JOB:
Write out the whole listing again, exactly.
○ ○ ○ ○
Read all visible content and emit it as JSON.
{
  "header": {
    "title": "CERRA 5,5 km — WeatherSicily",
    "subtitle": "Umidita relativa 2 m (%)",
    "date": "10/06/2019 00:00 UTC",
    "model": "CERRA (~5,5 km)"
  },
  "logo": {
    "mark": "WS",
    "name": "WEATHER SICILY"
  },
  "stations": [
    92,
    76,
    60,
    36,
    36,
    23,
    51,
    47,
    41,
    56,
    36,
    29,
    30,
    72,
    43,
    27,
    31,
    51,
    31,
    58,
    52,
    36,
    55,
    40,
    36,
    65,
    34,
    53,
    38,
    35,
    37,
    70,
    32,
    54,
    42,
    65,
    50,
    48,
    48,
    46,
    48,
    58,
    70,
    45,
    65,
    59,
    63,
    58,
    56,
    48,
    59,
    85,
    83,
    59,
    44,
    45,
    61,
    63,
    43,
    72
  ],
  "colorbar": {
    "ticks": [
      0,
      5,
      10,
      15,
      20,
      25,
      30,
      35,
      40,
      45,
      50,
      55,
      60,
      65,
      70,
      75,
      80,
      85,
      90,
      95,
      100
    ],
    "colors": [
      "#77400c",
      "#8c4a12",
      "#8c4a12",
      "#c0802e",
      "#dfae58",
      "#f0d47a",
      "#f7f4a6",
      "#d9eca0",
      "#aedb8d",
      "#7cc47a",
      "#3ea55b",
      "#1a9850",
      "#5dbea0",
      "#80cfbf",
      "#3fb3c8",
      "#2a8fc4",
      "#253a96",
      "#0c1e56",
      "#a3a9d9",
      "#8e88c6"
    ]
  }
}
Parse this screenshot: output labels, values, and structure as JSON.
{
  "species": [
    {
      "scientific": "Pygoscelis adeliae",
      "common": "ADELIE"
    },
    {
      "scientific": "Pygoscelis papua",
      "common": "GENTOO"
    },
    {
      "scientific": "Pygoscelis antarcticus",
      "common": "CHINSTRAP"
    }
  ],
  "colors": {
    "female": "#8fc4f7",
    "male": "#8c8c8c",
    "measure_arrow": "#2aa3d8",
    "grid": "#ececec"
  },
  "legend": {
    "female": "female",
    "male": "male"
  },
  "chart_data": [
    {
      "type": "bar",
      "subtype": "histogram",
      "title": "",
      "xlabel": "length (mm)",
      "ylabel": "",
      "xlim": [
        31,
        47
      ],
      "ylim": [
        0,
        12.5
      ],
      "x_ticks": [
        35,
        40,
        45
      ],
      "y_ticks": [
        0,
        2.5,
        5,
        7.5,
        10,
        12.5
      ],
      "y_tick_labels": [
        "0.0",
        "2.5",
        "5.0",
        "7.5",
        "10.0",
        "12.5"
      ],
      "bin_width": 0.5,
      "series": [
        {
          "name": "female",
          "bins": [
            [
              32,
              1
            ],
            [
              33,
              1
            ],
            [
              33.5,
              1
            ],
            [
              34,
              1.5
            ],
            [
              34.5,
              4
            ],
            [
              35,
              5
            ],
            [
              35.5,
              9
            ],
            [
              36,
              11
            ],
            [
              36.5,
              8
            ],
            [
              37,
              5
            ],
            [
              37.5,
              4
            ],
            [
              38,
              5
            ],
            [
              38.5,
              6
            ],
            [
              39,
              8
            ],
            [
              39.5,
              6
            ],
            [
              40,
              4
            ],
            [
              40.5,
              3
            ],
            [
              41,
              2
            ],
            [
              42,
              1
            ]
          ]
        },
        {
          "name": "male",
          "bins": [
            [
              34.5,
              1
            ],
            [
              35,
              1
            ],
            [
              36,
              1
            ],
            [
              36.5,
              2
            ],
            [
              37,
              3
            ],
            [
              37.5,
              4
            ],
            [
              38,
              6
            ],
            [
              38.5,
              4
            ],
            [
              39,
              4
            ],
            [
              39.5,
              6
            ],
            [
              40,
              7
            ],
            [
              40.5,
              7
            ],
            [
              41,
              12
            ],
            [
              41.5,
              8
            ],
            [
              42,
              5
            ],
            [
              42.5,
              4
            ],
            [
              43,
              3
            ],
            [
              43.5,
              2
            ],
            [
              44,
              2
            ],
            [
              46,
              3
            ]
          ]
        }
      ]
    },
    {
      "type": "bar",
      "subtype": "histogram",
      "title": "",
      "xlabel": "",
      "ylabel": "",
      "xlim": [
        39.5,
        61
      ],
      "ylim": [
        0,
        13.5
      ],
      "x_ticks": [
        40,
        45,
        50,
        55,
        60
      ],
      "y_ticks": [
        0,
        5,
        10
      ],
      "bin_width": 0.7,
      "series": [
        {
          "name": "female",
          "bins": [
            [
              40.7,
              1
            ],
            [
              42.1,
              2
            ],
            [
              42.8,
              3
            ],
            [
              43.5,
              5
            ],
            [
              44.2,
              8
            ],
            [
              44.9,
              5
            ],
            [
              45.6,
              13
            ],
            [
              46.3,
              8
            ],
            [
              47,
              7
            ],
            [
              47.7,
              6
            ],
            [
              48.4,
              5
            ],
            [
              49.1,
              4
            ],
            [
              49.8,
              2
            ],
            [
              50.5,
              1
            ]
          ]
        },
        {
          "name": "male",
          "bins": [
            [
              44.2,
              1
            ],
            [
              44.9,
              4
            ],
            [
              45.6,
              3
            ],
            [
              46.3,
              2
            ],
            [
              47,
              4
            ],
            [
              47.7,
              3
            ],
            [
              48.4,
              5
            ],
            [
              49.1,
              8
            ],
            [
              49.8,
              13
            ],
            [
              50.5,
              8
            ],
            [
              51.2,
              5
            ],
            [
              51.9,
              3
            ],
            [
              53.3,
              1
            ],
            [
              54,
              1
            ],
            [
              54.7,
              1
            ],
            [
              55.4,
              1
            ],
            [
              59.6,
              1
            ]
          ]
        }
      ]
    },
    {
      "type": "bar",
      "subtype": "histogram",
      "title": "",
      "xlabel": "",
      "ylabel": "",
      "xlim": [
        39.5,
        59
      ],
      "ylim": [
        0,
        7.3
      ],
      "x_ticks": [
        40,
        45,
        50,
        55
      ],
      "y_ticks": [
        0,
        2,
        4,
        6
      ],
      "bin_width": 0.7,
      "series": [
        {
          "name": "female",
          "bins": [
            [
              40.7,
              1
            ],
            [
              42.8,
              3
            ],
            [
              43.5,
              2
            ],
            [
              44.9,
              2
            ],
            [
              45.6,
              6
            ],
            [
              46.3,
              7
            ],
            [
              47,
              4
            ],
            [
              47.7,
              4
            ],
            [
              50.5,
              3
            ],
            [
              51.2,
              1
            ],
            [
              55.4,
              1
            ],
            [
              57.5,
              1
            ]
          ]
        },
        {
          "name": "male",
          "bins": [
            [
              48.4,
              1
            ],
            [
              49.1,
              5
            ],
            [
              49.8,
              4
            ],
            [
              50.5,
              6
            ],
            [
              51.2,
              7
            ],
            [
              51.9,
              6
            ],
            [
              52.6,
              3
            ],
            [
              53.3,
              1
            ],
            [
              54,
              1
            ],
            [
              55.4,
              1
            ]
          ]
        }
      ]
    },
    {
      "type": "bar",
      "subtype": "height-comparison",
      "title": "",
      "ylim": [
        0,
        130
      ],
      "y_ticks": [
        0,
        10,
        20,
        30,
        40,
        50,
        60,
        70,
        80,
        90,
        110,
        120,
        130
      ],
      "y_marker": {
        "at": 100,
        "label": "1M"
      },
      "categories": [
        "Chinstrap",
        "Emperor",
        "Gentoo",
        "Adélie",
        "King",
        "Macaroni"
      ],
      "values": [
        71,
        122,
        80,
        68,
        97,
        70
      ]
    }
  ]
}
○ ○ ○ ○
RESULT FOR THIS EXERCISE:
Read all visible content and emit it as JSON.
{
  "header": {
    "title": "CERRA 5,5 km — WeatherSicily",
    "subtitle": "Umidita relativa 2 m (%)",
    "date": "10/06/2019 00:00 UTC",
    "model": "CERRA (~5,5 km)"
  },
  "logo": {
    "mark": "WS",
    "name": "WEATHER SICILY"
  },
  "stations": [
    92,
    76,
    60,
    36,
    36,
    23,
    51,
    47,
    41,
    56,
    36,
    29,
    30,
    72,
    43,
    27,
    31,
    51,
    31,
    58,
    52,
    36,
    55,
    40,
    36,
    65,
    34,
    53,
    38,
    35,
    37,
    70,
    32,
    54,
    42,
    65,
    50,
    48,
    48,
    46,
    48,
    58,
    70,
    45,
    65,
    59,
    63,
    58,
    56,
    48,
    59,
    85,
    83,
    59,
    44,
    45,
    61,
    63,
    43,
    72
  ],
  "colorbar": {
    "ticks": [
      0,
      5,
      10,
      15,
      20,
      25,
      30,
      35,
      40,
      45,
      50,
      55,
      60,
      65,
      70,
      75,
      80,
      85,
      90,
      95,
      100
    ],
    "colors": [
      "#77400c",
      "#8c4a12",
      "#8c4a12",
      "#c0802e",
      "#dfae58",
      "#f0d47a",
      "#f7f4a6",
      "#d9eca0",
      "#aedb8d",
      "#7cc47a",
      "#3ea55b",
      "#1a9850",
      "#5dbea0",
      "#80cfbf",
      "#3fb3c8",
      "#2a8fc4",
      "#253a96",
      "#0c1e56",
      "#a3a9d9",
      "#8e88c6"
    ]
  }
}
Parse this screenshot: output labels, values, and structure as JSON.
{
  "species": [
    {
      "scientific": "Pygoscelis adeliae",
      "common": "ADELIE"
    },
    {
      "scientific": "Pygoscelis papua",
      "common": "GENTOO"
    },
    {
      "scientific": "Pygoscelis antarcticus",
      "common": "CHINSTRAP"
    }
  ],
  "colors": {
    "female": "#8fc4f7",
    "male": "#8c8c8c",
    "measure_arrow": "#2aa3d8",
    "grid": "#ececec"
  },
  "legend": {
    "female": "female",
    "male": "male"
  },
  "chart_data": [
    {
      "type": "bar",
      "subtype": "histogram",
      "title": "",
      "xlabel": "length (mm)",
      "ylabel": "",
      "xlim": [
        31,
        47
      ],
      "ylim": [
        0,
        12.5
      ],
      "x_ticks": [
        35,
        40,
        45
      ],
      "y_ticks": [
        0,
        2.5,
        5,
        7.5,
        10,
        12.5
      ],
      "y_tick_labels": [
        "0.0",
        "2.5",
        "5.0",
        "7.5",
        "10.0",
        "12.5"
      ],
      "bin_width": 0.5,
      "series": [
        {
          "name": "female",
          "bins": [
            [
              32,
              1
            ],
            [
              33,
              1
            ],
            [
              33.5,
              1
            ],
            [
              34,
              1.5
            ],
            [
              34.5,
              4
            ],
            [
              35,
              5
            ],
            [
              35.5,
              9
            ],
            [
              36,
              11
            ],
            [
              36.5,
              8
            ],
            [
              37,
              5
            ],
            [
              37.5,
              4
            ],
            [
              38,
              5
            ],
            [
              38.5,
              6
            ],
            [
              39,
              8
            ],
            [
              39.5,
              6
            ],
            [
              40,
              4
            ],
            [
              40.5,
              3
            ],
            [
              41,
              2
            ],
            [
              42,
              1
            ]
          ]
        },
        {
          "name": "male",
          "bins": [
            [
              34.5,
              1
            ],
            [
              35,
              1
            ],
            [
              36,
              1
            ],
            [
              36.5,
              2
            ],
            [
              37,
              3
            ],
            [
              37.5,
              4
            ],
            [
              38,
              6
            ],
            [
              38.5,
              4
            ],
            [
              39,
              4
            ],
            [
              39.5,
              6
            ],
            [
              40,
              7
            ],
            [
              40.5,
              7
            ],
            [
              41,
              12
            ],
            [
              41.5,
              8
            ],
            [
              42,
              5
            ],
            [
              42.5,
              4
            ],
            [
              43,
              3
            ],
            [
              43.5,
              2
            ],
            [
              44,
              2
            ],
            [
              46,
              3
            ]
          ]
        }
      ]
    },
    {
      "type": "bar",
      "subtype": "histogram",
      "title": "",
      "xlabel": "",
      "ylabel": "",
      "xlim": [
        39.5,
        61
      ],
      "ylim": [
        0,
        13.5
      ],
      "x_ticks": [
        40,
        45,
        50,
        55,
        60
      ],
      "y_ticks": [
        0,
        5,
        10
      ],
      "bin_width": 0.7,
      "series": [
        {
          "name": "female",
          "bins": [
            [
              40.7,
              1
            ],
            [
              42.1,
              2
            ],
            [
              42.8,
              3
            ],
            [
              43.5,
              5
            ],
            [
              44.2,
              8
            ],
            [
              44.9,
              5
            ],
            [
              45.6,
              13
            ],
            [
              46.3,
              8
            ],
            [
              47,
              7
            ],
            [
              47.7,
              6
            ],
            [
              48.4,
              5
            ],
            [
              49.1,
              4
            ],
            [
              49.8,
              2
            ],
            [
              50.5,
              1
            ]
          ]
        },
        {
          "name": "male",
          "bins": [
            [
              44.2,
              1
            ],
            [
              44.9,
              4
            ],
            [
              45.6,
              3
            ],
            [
              46.3,
              2
            ],
            [
              47,
              4
            ],
            [
              47.7,
              3
            ],
            [
              48.4,
              5
            ],
            [
              49.1,
              8
            ],
            [
              49.8,
              13
            ],
            [
              50.5,
              8
            ],
            [
              51.2,
              5
            ],
            [
              51.9,
              3
            ],
            [
              53.3,
              1
            ],
            [
              54,
              1
            ],
            [
              54.7,
              1
            ],
            [
              55.4,
              1
            ],
            [
              59.6,
              1
            ]
          ]
        }
      ]
    },
    {
      "type": "bar",
      "subtype": "histogram",
      "title": "",
      "xlabel": "",
      "ylabel": "",
      "xlim": [
        39.5,
        59
      ],
      "ylim": [
        0,
        7.3
      ],
      "x_ticks": [
        40,
        45,
        50,
        55
      ],
      "y_ticks": [
        0,
        2,
        4,
        6
      ],
      "bin_width": 0.7,
      "series": [
        {
          "name": "female",
          "bins": [
            [
              40.7,
              1
            ],
            [
              42.8,
              3
            ],
            [
              43.5,
              2
            ],
            [
              44.9,
              2
            ],
            [
              45.6,
              6
            ],
            [
              46.3,
              7
            ],
            [
              47,
              4
            ],
            [
              47.7,
              4
            ],
            [
              50.5,
              3
            ],
            [
              51.2,
              1
            ],
            [
              55.4,
              1
            ],
            [
              57.5,
              1
            ]
          ]
        },
        {
          "name": "male",
          "bins": [
            [
              48.4,
              1
            ],
            [
              49.1,
              5
            ],
            [
              49.8,
              4
            ],
            [
              50.5,
              6
            ],
            [
              51.2,
              7
            ],
            [
              51.9,
              6
            ],
            [
              52.6,
              3
            ],
            [
              53.3,
              1
            ],
            [
              54,
              1
            ],
            [
              55.4,
              1
            ]
          ]
        }
      ]
    },
    {
      "type": "bar",
      "subtype": "height-comparison",
      "title": "",
      "ylim": [
        0,
        130
      ],
      "y_ticks": [
        0,
        10,
        20,
        30,
        40,
        50,
        60,
        70,
        80,
        90,
        110,
        120,
        130
      ],
      "y_marker": {
        "at": 100,
        "label": "1M"
      },
      "categories": [
        "Chinstrap",
        "Emperor",
        "Gentoo",
        "Adélie",
        "King",
        "Macaroni"
      ],
      "values": [
        71,
        122,
        80,
        68,
        97,
        70
      ]
    }
  ]
}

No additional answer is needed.